Dataset rows
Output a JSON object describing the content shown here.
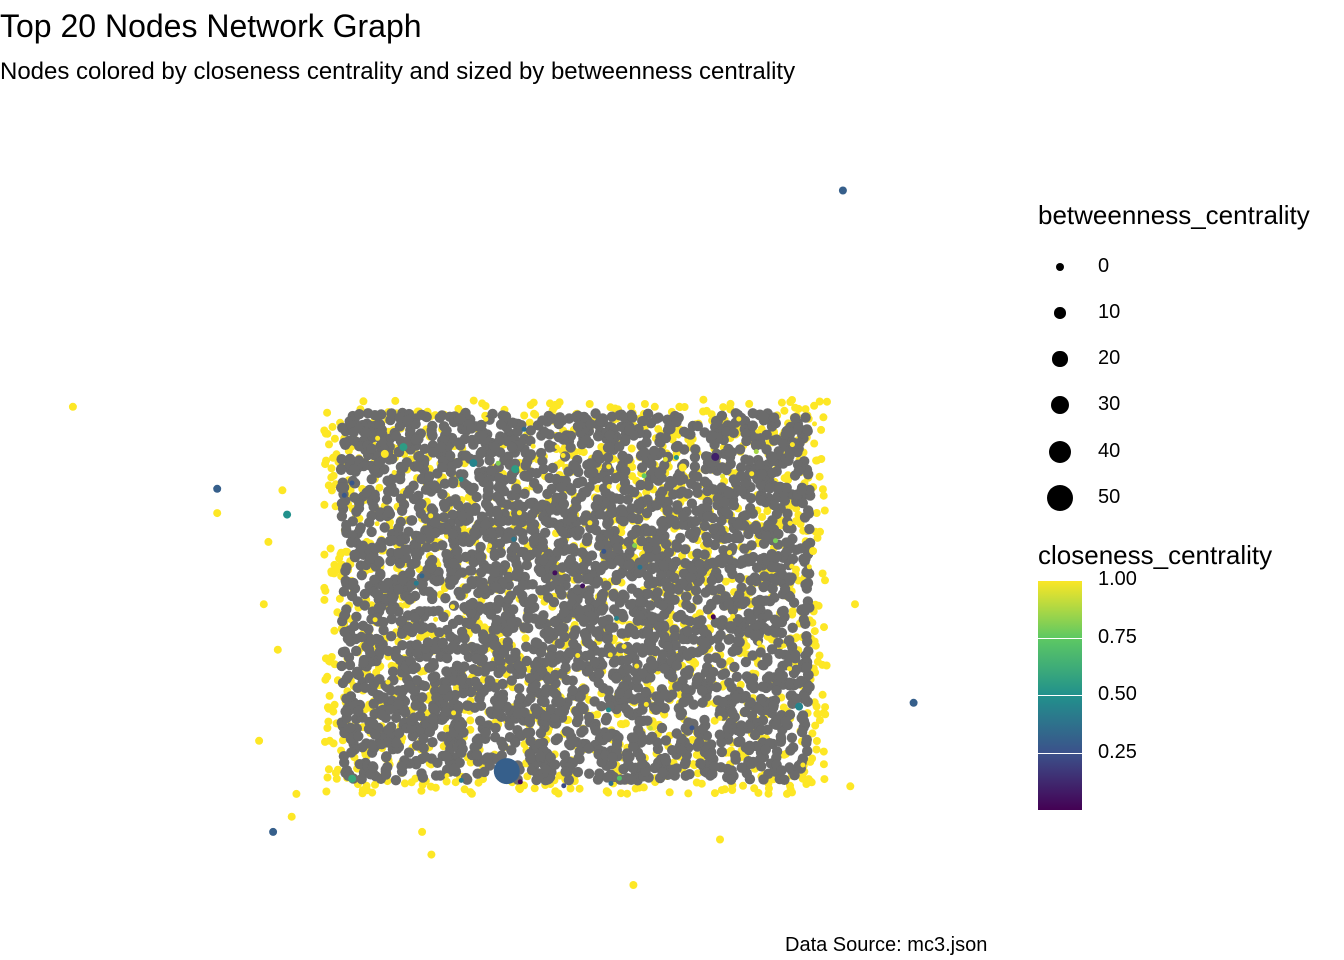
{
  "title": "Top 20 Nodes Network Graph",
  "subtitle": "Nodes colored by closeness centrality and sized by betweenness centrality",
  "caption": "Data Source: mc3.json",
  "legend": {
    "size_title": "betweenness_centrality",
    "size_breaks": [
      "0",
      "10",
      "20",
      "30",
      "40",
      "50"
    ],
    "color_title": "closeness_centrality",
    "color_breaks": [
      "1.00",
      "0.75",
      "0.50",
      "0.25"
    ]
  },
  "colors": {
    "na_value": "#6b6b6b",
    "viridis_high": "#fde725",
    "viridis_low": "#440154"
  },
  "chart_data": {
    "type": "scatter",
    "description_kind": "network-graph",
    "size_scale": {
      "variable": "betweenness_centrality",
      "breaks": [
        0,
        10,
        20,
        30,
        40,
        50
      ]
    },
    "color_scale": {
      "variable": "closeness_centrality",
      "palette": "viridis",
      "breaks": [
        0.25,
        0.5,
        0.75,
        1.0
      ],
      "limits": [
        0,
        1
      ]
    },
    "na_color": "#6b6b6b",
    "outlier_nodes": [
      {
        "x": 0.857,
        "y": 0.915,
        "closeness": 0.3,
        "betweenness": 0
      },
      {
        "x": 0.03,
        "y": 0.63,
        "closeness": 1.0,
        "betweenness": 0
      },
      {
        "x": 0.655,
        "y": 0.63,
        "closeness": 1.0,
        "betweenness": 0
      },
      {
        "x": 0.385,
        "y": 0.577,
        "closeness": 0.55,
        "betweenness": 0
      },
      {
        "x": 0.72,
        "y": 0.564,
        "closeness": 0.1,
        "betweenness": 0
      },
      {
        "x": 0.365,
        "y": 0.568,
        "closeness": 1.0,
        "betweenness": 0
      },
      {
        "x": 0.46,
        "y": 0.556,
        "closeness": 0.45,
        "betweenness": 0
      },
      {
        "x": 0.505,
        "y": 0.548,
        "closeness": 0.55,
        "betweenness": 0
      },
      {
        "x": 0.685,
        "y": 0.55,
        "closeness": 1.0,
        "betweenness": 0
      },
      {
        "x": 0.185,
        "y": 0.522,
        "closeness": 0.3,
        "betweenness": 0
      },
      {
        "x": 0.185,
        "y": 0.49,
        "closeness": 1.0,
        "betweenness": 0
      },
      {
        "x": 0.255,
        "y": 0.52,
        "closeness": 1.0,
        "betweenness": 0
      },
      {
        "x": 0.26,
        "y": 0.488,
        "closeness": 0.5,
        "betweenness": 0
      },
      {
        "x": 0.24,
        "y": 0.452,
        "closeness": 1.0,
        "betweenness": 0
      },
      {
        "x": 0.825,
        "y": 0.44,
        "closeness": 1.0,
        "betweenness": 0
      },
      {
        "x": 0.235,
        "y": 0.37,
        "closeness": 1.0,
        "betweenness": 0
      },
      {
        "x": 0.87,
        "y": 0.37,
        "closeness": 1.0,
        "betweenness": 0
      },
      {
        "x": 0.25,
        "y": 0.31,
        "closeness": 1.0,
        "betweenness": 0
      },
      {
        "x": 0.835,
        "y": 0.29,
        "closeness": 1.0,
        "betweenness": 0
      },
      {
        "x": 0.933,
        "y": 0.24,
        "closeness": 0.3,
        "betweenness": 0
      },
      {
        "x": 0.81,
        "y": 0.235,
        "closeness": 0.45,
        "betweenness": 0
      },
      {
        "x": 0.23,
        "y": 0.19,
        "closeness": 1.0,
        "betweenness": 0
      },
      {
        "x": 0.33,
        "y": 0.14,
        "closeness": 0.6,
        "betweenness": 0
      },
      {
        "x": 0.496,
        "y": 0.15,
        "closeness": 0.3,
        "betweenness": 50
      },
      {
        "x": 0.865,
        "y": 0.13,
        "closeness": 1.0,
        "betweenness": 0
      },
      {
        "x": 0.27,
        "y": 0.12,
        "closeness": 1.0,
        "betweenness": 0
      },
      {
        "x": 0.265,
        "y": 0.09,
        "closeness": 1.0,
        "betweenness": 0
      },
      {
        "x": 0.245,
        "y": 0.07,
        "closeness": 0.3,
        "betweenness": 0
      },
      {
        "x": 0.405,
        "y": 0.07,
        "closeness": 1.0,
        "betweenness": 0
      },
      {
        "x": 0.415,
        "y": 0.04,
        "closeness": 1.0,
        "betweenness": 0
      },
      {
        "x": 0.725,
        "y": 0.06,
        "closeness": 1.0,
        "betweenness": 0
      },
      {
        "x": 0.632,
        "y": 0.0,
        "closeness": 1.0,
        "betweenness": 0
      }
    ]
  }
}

--

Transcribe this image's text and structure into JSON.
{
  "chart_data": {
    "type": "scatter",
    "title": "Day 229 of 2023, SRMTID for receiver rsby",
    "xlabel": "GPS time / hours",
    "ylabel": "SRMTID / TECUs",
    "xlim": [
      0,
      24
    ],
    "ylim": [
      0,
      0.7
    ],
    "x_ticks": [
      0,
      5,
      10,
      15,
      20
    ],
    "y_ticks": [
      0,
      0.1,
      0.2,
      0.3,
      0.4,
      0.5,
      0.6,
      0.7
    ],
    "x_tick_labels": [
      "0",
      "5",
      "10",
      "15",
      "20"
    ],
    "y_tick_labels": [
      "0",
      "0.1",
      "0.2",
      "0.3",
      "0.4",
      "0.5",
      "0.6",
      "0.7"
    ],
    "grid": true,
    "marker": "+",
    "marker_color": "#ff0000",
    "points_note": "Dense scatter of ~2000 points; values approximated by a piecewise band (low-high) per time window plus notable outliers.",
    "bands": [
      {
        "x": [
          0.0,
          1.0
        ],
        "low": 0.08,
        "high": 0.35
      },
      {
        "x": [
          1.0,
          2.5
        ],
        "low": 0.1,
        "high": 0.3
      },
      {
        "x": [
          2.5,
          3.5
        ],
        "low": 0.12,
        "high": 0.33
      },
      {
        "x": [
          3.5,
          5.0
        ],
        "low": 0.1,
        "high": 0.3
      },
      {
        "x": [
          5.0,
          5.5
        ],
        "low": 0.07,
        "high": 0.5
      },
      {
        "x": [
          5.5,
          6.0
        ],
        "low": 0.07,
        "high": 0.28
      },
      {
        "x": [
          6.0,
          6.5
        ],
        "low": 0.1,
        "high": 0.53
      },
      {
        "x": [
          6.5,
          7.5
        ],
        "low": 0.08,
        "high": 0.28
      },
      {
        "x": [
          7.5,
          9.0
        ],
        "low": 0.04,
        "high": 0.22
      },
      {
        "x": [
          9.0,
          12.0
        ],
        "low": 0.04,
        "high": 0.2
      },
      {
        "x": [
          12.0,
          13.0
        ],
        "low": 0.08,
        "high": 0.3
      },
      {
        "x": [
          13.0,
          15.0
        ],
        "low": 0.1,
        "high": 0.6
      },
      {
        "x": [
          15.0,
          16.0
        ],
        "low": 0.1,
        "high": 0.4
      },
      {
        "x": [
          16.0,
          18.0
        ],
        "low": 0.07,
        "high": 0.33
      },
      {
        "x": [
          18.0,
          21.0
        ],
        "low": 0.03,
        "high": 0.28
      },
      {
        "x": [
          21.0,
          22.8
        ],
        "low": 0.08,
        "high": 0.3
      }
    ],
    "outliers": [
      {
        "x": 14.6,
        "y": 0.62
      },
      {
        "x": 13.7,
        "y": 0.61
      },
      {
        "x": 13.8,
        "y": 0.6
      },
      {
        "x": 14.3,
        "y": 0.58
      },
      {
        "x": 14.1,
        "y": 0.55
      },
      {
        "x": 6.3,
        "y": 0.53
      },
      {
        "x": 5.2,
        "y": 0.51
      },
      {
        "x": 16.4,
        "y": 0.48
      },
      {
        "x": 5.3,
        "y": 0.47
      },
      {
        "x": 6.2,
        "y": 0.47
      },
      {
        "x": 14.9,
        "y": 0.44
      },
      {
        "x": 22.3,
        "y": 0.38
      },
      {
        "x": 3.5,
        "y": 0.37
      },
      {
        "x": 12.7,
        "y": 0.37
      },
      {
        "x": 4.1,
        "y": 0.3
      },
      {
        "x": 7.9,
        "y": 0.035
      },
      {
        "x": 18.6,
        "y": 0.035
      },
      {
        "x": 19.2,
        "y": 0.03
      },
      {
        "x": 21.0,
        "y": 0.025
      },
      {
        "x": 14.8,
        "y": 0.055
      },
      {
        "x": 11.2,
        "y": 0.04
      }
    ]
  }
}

§ Given instruction:
What is the number of lines above that contain "SRMTID"? Answer with that number only.

§ Expected answer:
2